═══ PROVIDED ENTRIES ═══

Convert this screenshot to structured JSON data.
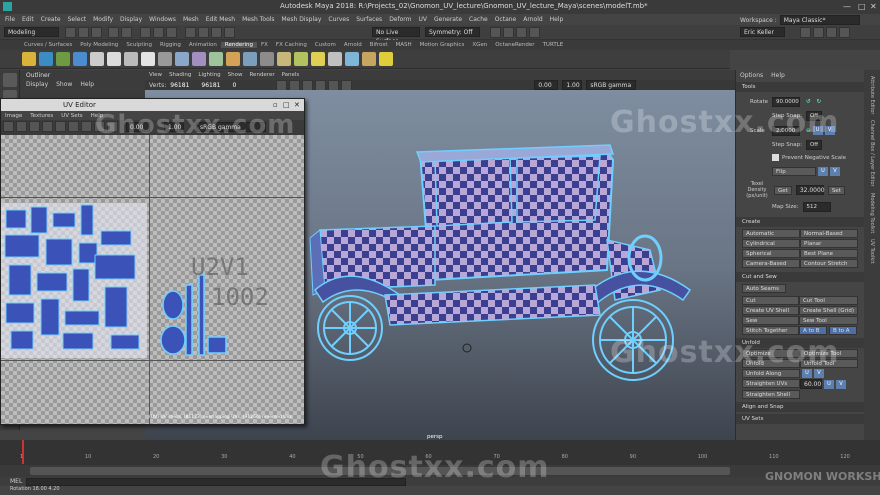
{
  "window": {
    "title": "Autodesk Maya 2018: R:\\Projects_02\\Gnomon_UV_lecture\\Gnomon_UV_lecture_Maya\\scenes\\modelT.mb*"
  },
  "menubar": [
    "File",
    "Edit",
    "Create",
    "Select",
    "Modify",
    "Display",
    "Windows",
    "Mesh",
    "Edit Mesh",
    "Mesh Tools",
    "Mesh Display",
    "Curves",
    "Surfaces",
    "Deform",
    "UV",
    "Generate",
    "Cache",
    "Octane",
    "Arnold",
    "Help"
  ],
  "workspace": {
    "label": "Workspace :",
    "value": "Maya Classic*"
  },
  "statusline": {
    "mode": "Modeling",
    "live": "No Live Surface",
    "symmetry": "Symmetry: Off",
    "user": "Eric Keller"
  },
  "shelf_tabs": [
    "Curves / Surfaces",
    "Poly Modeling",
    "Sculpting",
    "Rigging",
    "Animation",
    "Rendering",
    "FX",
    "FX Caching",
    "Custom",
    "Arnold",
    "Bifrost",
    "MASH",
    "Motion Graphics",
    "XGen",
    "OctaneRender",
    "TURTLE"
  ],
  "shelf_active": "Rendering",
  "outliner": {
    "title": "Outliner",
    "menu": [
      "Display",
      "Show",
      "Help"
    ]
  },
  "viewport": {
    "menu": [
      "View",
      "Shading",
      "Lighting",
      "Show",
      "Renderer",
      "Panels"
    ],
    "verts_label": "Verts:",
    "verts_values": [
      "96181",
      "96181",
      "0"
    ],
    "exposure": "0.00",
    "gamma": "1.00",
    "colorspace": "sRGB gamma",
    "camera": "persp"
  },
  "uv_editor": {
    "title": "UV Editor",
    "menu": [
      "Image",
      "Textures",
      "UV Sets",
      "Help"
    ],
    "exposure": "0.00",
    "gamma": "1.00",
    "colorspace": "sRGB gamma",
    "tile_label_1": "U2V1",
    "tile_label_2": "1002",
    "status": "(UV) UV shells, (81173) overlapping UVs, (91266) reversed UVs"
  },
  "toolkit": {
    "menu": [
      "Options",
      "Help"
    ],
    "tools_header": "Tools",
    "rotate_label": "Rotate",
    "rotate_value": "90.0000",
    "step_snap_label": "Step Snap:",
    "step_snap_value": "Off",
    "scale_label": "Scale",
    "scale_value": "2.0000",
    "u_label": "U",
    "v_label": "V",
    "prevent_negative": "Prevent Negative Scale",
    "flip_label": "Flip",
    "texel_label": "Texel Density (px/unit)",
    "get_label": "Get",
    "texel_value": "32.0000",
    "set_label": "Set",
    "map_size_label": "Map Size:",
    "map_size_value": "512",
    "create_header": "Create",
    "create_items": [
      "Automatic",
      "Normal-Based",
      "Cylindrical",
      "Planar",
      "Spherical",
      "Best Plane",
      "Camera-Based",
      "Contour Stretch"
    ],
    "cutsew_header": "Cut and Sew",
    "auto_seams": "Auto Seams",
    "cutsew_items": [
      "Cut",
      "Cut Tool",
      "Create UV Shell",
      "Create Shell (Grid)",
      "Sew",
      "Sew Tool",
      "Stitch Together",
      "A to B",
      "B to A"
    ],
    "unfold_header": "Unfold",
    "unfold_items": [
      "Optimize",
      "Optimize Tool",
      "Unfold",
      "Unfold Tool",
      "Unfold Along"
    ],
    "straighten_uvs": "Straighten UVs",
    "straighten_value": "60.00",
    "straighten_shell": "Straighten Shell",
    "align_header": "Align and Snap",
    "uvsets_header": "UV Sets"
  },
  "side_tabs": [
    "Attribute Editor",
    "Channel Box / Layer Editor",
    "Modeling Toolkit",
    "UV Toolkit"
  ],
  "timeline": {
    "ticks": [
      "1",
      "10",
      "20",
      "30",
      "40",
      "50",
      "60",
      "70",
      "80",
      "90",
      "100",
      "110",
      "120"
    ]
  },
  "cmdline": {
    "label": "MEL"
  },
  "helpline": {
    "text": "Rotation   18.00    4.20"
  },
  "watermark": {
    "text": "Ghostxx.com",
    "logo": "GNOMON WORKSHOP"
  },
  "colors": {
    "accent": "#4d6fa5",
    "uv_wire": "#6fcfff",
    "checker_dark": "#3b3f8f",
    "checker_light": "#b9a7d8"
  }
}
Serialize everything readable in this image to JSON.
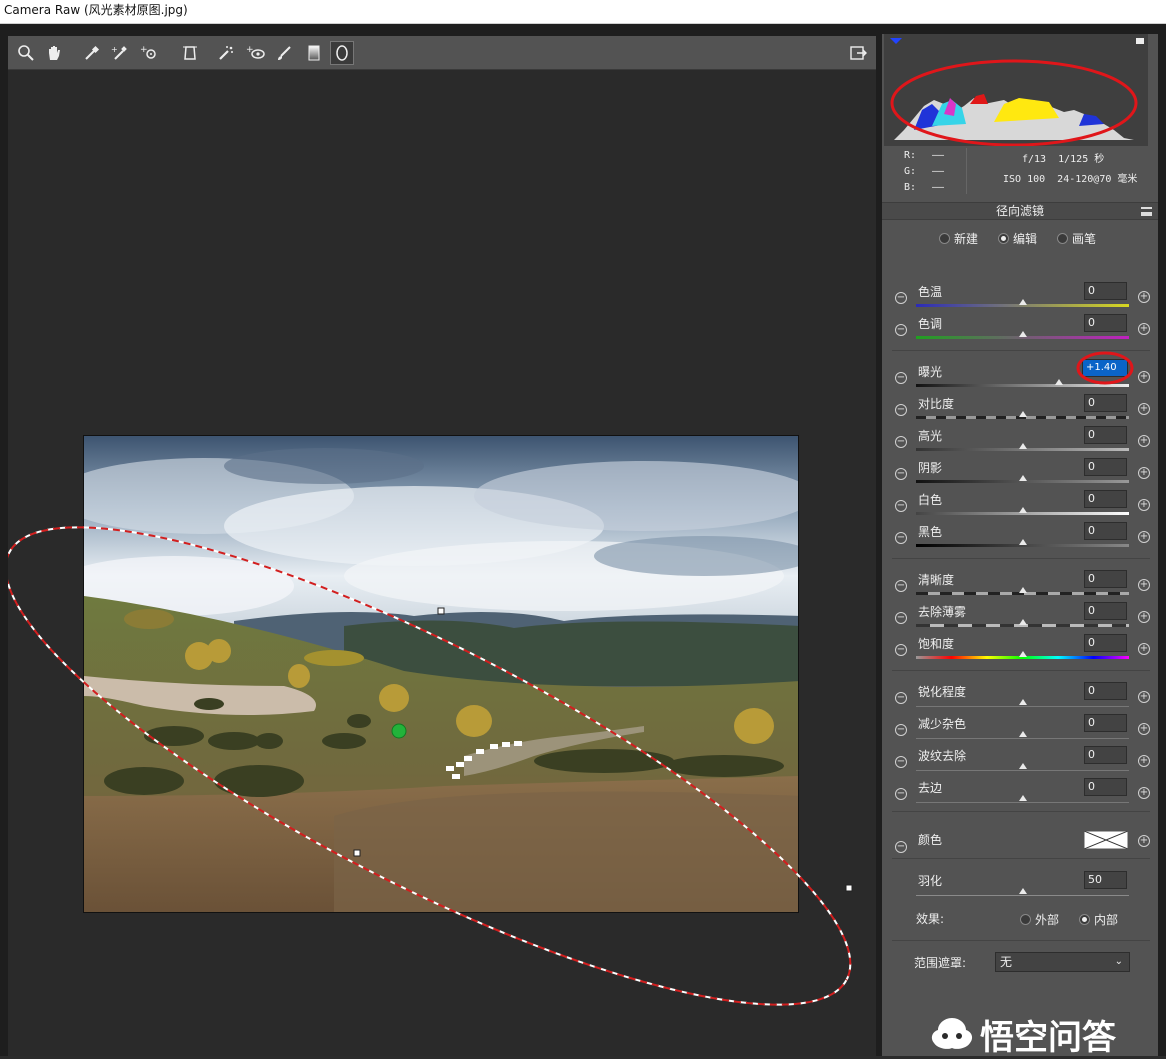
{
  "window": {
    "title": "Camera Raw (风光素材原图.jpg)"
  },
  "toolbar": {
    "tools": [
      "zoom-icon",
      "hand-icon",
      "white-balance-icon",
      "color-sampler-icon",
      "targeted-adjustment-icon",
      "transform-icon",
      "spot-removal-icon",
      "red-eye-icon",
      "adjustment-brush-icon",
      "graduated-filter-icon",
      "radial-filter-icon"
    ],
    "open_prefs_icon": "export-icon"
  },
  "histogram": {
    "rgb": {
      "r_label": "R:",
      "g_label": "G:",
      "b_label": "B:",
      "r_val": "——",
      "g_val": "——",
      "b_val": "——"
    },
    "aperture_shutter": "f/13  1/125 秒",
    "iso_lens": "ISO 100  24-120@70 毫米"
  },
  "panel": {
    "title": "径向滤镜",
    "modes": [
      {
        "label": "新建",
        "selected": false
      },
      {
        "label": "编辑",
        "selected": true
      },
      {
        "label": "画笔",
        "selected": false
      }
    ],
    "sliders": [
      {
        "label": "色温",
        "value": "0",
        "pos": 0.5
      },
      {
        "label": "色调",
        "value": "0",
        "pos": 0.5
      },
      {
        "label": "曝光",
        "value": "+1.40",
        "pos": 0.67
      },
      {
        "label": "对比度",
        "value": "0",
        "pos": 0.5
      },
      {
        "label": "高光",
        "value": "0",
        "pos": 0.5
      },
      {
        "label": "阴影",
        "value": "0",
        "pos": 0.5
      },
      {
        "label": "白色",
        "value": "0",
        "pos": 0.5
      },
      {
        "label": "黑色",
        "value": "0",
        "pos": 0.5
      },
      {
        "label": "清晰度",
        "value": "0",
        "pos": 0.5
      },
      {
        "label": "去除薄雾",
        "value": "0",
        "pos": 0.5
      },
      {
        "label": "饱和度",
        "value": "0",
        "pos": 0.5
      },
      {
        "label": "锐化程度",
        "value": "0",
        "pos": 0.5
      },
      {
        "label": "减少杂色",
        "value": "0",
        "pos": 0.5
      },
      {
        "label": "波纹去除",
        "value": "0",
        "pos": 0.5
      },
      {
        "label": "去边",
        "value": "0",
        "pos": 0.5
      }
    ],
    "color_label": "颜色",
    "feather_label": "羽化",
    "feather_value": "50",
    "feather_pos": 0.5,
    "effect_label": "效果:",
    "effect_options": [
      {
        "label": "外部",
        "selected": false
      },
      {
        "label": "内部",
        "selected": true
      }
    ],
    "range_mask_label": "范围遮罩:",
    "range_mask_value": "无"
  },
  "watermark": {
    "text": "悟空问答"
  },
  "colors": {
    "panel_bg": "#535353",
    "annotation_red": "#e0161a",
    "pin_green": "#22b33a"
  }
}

═══

→ WHAT TO DO: Reproduce the data verbatim. Do not carry any picture into the copy.

→ TASK OUTPUT:
Convert this screenshot to structured JSON data.
{
  "window": {
    "title": "Autodesk Maya 2018: R:\\Projects_02\\Gnomon_UV_lecture\\Gnomon_UV_lecture_Maya\\scenes\\modelT.mb*"
  },
  "menubar": [
    "File",
    "Edit",
    "Create",
    "Select",
    "Modify",
    "Display",
    "Windows",
    "Mesh",
    "Edit Mesh",
    "Mesh Tools",
    "Mesh Display",
    "Curves",
    "Surfaces",
    "Deform",
    "UV",
    "Generate",
    "Cache",
    "Octane",
    "Arnold",
    "Help"
  ],
  "workspace": {
    "label": "Workspace :",
    "value": "Maya Classic*"
  },
  "statusline": {
    "mode": "Modeling",
    "live": "No Live Surface",
    "symmetry": "Symmetry: Off",
    "user": "Eric Keller"
  },
  "shelf_tabs": [
    "Curves / Surfaces",
    "Poly Modeling",
    "Sculpting",
    "Rigging",
    "Animation",
    "Rendering",
    "FX",
    "FX Caching",
    "Custom",
    "Arnold",
    "Bifrost",
    "MASH",
    "Motion Graphics",
    "XGen",
    "OctaneRender",
    "TURTLE"
  ],
  "shelf_active": "Rendering",
  "outliner": {
    "title": "Outliner",
    "menu": [
      "Display",
      "Show",
      "Help"
    ]
  },
  "viewport": {
    "menu": [
      "View",
      "Shading",
      "Lighting",
      "Show",
      "Renderer",
      "Panels"
    ],
    "verts_label": "Verts:",
    "verts_values": [
      "96181",
      "96181",
      "0"
    ],
    "exposure": "0.00",
    "gamma": "1.00",
    "colorspace": "sRGB gamma",
    "camera": "persp"
  },
  "uv_editor": {
    "title": "UV Editor",
    "menu": [
      "Image",
      "Textures",
      "UV Sets",
      "Help"
    ],
    "exposure": "0.00",
    "gamma": "1.00",
    "colorspace": "sRGB gamma",
    "tile_label_1": "U2V1",
    "tile_label_2": "1002",
    "status": "(UV) UV shells, (81173) overlapping UVs, (91266) reversed UVs"
  },
  "toolkit": {
    "menu": [
      "Options",
      "Help"
    ],
    "tools_header": "Tools",
    "rotate_label": "Rotate",
    "rotate_value": "90.0000",
    "step_snap_label": "Step Snap:",
    "step_snap_value": "Off",
    "scale_label": "Scale",
    "scale_value": "2.0000",
    "u_label": "U",
    "v_label": "V",
    "prevent_negative": "Prevent Negative Scale",
    "flip_label": "Flip",
    "texel_label": "Texel Density (px/unit)",
    "get_label": "Get",
    "texel_value": "32.0000",
    "set_label": "Set",
    "map_size_label": "Map Size:",
    "map_size_value": "512",
    "create_header": "Create",
    "create_items": [
      "Automatic",
      "Normal-Based",
      "Cylindrical",
      "Planar",
      "Spherical",
      "Best Plane",
      "Camera-Based",
      "Contour Stretch"
    ],
    "cutsew_header": "Cut and Sew",
    "auto_seams": "Auto Seams",
    "cutsew_items": [
      "Cut",
      "Cut Tool",
      "Create UV Shell",
      "Create Shell (Grid)",
      "Sew",
      "Sew Tool",
      "Stitch Together",
      "A to B",
      "B to A"
    ],
    "unfold_header": "Unfold",
    "unfold_items": [
      "Optimize",
      "Optimize Tool",
      "Unfold",
      "Unfold Tool",
      "Unfold Along"
    ],
    "straighten_uvs": "Straighten UVs",
    "straighten_value": "60.00",
    "straighten_shell": "Straighten Shell",
    "align_header": "Align and Snap",
    "uvsets_header": "UV Sets"
  },
  "side_tabs": [
    "Attribute Editor",
    "Channel Box / Layer Editor",
    "Modeling Toolkit",
    "UV Toolkit"
  ],
  "timeline": {
    "ticks": [
      "1",
      "10",
      "20",
      "30",
      "40",
      "50",
      "60",
      "70",
      "80",
      "90",
      "100",
      "110",
      "120"
    ]
  },
  "cmdline": {
    "label": "MEL"
  },
  "helpline": {
    "text": "Rotation   18.00    4.20"
  },
  "watermark": {
    "text": "Ghostxx.com",
    "logo": "GNOMON WORKSHOP"
  },
  "colors": {
    "accent": "#4d6fa5",
    "uv_wire": "#6fcfff",
    "checker_dark": "#3b3f8f",
    "checker_light": "#b9a7d8"
  }
}
Serialize everything readable in this image to JSON.
{
  "window": {
    "title": "Camera Raw (风光素材原图.jpg)"
  },
  "toolbar": {
    "tools": [
      "zoom-icon",
      "hand-icon",
      "white-balance-icon",
      "color-sampler-icon",
      "targeted-adjustment-icon",
      "transform-icon",
      "spot-removal-icon",
      "red-eye-icon",
      "adjustment-brush-icon",
      "graduated-filter-icon",
      "radial-filter-icon"
    ],
    "open_prefs_icon": "export-icon"
  },
  "histogram": {
    "rgb": {
      "r_label": "R:",
      "g_label": "G:",
      "b_label": "B:",
      "r_val": "——",
      "g_val": "——",
      "b_val": "——"
    },
    "aperture_shutter": "f/13  1/125 秒",
    "iso_lens": "ISO 100  24-120@70 毫米"
  },
  "panel": {
    "title": "径向滤镜",
    "modes": [
      {
        "label": "新建",
        "selected": false
      },
      {
        "label": "编辑",
        "selected": true
      },
      {
        "label": "画笔",
        "selected": false
      }
    ],
    "sliders": [
      {
        "label": "色温",
        "value": "0",
        "pos": 0.5
      },
      {
        "label": "色调",
        "value": "0",
        "pos": 0.5
      },
      {
        "label": "曝光",
        "value": "+1.40",
        "pos": 0.67
      },
      {
        "label": "对比度",
        "value": "0",
        "pos": 0.5
      },
      {
        "label": "高光",
        "value": "0",
        "pos": 0.5
      },
      {
        "label": "阴影",
        "value": "0",
        "pos": 0.5
      },
      {
        "label": "白色",
        "value": "0",
        "pos": 0.5
      },
      {
        "label": "黑色",
        "value": "0",
        "pos": 0.5
      },
      {
        "label": "清晰度",
        "value": "0",
        "pos": 0.5
      },
      {
        "label": "去除薄雾",
        "value": "0",
        "pos": 0.5
      },
      {
        "label": "饱和度",
        "value": "0",
        "pos": 0.5
      },
      {
        "label": "锐化程度",
        "value": "0",
        "pos": 0.5
      },
      {
        "label": "减少杂色",
        "value": "0",
        "pos": 0.5
      },
      {
        "label": "波纹去除",
        "value": "0",
        "pos": 0.5
      },
      {
        "label": "去边",
        "value": "0",
        "pos": 0.5
      }
    ],
    "color_label": "颜色",
    "feather_label": "羽化",
    "feather_value": "50",
    "feather_pos": 0.5,
    "effect_label": "效果:",
    "effect_options": [
      {
        "label": "外部",
        "selected": false
      },
      {
        "label": "内部",
        "selected": true
      }
    ],
    "range_mask_label": "范围遮罩:",
    "range_mask_value": "无"
  },
  "watermark": {
    "text": "悟空问答"
  },
  "colors": {
    "panel_bg": "#535353",
    "annotation_red": "#e0161a",
    "pin_green": "#22b33a"
  }
}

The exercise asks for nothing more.